* **Requirement**
Please rewrite the data from its start through the line containing "destination-card-forest[interactable] xyxy=(613,739,788,768)", putting "bounding rectangle" in place of "bounding box" and leaving everything else as it is.

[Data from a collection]

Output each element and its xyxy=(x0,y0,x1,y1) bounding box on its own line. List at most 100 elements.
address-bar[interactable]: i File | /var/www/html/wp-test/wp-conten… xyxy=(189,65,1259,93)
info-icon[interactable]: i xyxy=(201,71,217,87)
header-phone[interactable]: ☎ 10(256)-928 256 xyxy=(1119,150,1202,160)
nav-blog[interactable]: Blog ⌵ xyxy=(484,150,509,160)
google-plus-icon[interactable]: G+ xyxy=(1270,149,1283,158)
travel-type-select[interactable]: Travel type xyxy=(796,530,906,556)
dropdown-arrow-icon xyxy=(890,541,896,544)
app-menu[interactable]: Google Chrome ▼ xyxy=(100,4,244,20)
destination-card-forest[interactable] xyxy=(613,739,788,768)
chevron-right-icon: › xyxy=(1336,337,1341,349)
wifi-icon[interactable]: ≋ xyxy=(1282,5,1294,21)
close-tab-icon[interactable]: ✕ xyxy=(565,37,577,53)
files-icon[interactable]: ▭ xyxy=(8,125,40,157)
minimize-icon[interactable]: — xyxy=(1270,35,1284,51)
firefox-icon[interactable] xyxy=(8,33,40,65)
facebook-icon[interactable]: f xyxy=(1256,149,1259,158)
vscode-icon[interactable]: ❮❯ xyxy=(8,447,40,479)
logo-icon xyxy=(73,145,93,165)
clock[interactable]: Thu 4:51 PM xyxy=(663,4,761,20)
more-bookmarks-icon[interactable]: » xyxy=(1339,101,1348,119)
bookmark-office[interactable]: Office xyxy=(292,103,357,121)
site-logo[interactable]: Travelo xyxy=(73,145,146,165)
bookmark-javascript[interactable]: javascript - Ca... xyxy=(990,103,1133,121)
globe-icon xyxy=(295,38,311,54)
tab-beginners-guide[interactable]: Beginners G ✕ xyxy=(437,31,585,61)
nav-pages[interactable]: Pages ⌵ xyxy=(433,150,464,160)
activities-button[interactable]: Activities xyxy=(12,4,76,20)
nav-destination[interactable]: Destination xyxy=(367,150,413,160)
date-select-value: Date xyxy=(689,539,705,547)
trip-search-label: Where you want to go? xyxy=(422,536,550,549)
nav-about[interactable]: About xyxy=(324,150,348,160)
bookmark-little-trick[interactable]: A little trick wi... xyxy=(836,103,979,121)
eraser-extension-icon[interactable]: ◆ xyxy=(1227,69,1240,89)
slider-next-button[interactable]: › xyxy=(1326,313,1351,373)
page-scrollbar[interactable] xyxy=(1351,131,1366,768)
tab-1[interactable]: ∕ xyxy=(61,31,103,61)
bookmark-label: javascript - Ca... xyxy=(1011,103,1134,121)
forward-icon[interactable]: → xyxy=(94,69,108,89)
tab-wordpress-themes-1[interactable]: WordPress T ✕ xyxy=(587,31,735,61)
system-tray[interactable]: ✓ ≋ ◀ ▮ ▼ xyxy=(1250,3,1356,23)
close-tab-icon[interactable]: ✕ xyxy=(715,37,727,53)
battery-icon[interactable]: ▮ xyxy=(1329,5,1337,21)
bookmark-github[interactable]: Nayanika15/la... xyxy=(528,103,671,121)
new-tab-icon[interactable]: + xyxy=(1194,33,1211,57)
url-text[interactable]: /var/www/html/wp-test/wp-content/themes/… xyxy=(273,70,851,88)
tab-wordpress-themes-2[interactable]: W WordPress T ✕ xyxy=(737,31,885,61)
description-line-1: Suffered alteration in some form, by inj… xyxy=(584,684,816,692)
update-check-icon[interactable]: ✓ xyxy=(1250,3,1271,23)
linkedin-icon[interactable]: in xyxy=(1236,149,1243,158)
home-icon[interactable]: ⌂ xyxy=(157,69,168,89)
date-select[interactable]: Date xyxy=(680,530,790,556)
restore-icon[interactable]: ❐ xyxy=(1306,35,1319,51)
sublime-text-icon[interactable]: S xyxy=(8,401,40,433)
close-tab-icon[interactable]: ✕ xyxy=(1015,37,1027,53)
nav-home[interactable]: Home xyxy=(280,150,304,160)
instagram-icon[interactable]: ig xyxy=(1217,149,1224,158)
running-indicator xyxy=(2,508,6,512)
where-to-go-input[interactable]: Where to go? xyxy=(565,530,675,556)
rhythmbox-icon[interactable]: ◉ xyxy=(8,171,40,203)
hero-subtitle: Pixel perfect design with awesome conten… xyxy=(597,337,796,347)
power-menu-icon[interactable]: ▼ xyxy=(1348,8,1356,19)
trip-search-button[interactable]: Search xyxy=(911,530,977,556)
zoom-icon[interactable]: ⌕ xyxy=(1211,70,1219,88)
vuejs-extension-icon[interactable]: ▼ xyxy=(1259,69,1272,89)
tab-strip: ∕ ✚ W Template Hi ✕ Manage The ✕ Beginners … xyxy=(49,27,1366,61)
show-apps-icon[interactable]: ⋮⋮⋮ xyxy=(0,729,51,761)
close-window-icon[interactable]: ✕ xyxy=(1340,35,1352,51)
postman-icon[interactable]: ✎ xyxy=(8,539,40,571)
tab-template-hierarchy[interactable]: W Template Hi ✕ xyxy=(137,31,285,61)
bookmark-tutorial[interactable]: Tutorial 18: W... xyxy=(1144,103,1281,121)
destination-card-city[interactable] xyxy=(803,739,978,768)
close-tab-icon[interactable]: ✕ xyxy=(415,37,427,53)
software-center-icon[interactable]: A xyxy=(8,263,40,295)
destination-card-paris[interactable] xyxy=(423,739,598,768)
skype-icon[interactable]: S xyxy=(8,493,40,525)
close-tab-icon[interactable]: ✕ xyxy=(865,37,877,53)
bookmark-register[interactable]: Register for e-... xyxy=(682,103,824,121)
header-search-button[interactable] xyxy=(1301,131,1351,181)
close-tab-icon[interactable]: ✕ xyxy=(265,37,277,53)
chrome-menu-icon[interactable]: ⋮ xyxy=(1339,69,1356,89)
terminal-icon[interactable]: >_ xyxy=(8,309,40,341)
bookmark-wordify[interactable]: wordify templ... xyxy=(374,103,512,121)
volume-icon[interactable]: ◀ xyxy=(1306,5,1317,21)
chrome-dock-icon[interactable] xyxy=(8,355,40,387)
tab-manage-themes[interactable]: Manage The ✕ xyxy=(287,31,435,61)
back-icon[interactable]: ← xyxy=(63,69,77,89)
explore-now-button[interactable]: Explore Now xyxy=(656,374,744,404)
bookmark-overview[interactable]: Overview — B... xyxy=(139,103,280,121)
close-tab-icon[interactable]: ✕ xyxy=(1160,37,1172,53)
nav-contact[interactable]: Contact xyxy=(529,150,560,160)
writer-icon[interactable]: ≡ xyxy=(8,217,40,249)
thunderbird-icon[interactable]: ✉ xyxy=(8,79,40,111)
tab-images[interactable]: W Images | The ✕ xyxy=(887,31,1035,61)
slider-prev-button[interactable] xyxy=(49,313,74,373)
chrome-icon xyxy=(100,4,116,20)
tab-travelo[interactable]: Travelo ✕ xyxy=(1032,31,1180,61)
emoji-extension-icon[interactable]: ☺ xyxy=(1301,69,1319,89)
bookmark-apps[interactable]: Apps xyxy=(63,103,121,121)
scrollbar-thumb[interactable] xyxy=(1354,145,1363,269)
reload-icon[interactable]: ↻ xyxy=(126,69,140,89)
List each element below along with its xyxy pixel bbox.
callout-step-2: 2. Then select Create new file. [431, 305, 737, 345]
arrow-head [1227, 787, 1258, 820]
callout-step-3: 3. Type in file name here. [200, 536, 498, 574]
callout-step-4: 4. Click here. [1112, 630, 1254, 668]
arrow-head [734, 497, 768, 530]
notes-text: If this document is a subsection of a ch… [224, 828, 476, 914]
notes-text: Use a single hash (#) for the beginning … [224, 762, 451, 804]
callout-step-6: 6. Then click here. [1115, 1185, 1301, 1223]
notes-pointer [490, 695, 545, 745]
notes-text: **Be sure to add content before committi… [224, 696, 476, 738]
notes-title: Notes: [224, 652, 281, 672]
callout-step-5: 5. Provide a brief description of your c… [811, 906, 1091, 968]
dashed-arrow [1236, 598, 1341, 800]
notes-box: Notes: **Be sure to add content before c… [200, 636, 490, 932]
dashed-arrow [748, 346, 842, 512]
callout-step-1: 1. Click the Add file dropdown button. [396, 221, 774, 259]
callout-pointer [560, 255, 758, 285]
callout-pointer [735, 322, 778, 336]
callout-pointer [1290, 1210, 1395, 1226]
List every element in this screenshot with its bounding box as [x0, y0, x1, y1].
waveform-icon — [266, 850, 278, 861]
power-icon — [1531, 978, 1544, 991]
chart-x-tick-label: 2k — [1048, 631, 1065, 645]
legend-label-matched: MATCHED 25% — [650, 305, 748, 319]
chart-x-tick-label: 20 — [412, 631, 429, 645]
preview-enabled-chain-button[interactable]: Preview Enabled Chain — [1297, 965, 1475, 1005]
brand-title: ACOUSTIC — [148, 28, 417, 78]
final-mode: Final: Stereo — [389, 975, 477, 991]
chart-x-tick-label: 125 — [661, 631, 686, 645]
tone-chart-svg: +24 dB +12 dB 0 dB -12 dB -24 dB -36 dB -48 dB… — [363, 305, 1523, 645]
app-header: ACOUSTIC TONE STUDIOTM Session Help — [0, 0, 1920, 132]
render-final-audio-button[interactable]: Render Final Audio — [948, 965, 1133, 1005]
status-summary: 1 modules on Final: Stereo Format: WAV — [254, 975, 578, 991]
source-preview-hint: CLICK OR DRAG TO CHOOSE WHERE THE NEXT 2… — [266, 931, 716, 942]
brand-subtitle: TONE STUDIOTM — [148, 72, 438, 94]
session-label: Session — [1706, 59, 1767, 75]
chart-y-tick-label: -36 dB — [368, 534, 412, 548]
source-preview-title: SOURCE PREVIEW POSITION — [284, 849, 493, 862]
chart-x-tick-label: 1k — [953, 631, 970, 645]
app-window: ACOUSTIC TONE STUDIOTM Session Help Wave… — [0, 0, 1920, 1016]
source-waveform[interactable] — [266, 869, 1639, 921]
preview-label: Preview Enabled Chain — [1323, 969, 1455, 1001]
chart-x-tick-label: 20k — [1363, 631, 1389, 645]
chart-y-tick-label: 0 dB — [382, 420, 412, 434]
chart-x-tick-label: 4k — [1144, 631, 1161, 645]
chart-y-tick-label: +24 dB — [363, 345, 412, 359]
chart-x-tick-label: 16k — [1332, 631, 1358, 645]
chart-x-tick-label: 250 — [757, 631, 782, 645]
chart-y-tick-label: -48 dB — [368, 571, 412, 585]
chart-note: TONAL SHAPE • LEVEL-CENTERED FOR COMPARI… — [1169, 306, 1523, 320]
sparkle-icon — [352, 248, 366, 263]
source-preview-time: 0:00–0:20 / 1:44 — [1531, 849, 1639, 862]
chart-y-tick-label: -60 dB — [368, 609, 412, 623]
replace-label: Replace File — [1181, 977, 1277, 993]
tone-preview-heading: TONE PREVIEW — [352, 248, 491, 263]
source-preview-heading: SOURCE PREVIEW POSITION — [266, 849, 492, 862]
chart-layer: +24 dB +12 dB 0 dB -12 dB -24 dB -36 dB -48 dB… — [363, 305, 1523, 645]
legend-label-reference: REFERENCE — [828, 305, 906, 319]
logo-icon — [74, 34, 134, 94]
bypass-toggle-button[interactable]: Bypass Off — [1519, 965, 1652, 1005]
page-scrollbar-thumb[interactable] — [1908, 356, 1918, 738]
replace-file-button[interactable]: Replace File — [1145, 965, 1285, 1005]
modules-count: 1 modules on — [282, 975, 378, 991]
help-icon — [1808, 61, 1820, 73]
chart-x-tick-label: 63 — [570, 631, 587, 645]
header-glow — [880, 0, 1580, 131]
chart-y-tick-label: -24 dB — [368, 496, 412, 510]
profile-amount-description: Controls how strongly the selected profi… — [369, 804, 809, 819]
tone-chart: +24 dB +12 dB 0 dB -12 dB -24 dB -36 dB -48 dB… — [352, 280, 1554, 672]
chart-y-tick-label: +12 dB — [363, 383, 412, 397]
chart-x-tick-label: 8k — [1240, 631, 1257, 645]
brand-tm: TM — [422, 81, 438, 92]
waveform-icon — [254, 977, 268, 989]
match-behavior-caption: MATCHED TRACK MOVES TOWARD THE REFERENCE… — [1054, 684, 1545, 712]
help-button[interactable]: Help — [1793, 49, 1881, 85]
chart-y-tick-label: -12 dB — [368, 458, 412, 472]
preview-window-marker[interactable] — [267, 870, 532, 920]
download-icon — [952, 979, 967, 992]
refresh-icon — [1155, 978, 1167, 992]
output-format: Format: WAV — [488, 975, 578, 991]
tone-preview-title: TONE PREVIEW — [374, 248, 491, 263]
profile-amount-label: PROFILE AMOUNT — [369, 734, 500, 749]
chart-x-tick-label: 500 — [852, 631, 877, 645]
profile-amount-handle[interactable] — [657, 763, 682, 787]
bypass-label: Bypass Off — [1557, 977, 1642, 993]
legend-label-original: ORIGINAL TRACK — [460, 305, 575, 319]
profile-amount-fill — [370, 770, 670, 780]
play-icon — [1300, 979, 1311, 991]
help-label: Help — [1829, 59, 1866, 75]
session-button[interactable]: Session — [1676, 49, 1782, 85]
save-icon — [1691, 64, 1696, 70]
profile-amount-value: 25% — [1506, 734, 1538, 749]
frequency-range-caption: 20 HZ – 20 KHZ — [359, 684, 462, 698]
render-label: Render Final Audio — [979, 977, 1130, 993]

* **Exercise result**
Output each element and its xyxy=(x0,y0,x1,y1) bounding rectangle on its own line. List at most 100 elements.
address-bar[interactable]: i File | /var/www/html/wp-test/wp-conten… xyxy=(189,65,1259,93)
info-icon[interactable]: i xyxy=(201,71,217,87)
header-phone[interactable]: ☎ 10(256)-928 256 xyxy=(1119,150,1202,160)
nav-blog[interactable]: Blog ⌵ xyxy=(484,150,509,160)
google-plus-icon[interactable]: G+ xyxy=(1270,149,1283,158)
travel-type-select[interactable]: Travel type xyxy=(796,530,906,556)
dropdown-arrow-icon xyxy=(890,541,896,544)
app-menu[interactable]: Google Chrome ▼ xyxy=(100,4,244,20)
destination-card-forest[interactable] xyxy=(613,739,788,768)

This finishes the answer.